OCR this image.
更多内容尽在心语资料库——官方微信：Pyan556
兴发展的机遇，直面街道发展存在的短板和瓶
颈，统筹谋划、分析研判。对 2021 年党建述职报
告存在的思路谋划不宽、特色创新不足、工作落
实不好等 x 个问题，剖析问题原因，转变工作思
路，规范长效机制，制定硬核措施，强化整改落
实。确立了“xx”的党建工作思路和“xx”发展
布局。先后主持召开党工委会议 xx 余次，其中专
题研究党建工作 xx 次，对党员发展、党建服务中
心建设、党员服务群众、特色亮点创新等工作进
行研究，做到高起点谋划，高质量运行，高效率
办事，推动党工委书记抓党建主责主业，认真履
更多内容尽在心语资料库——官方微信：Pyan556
::::
Every record shown above must be echoed exactly.

OCR this image.
更多内容尽在心语资料库——官方微信：Pyan556
兴发展的机遇，直面街道发展存在的短板和瓶
颈，统筹谋划、分析研判。对 2021 年党建述职报
告存在的思路谋划不宽、特色创新不足、工作落
实不好等 x 个问题，剖析问题原因，转变工作思
路，规范长效机制，制定硬核措施，强化整改落
实。确立了“xx”的党建工作思路和“xx”发展
布局。先后主持召开党工委会议 xx 余次，其中专
题研究党建工作 xx 次，对党员发展、党建服务中
心建设、党员服务群众、特色亮点创新等工作进
行研究，做到高起点谋划，高质量运行，高效率
办事，推动党工委书记抓党建主责主业，认真履
更多内容尽在心语资料库——官方微信：Pyan556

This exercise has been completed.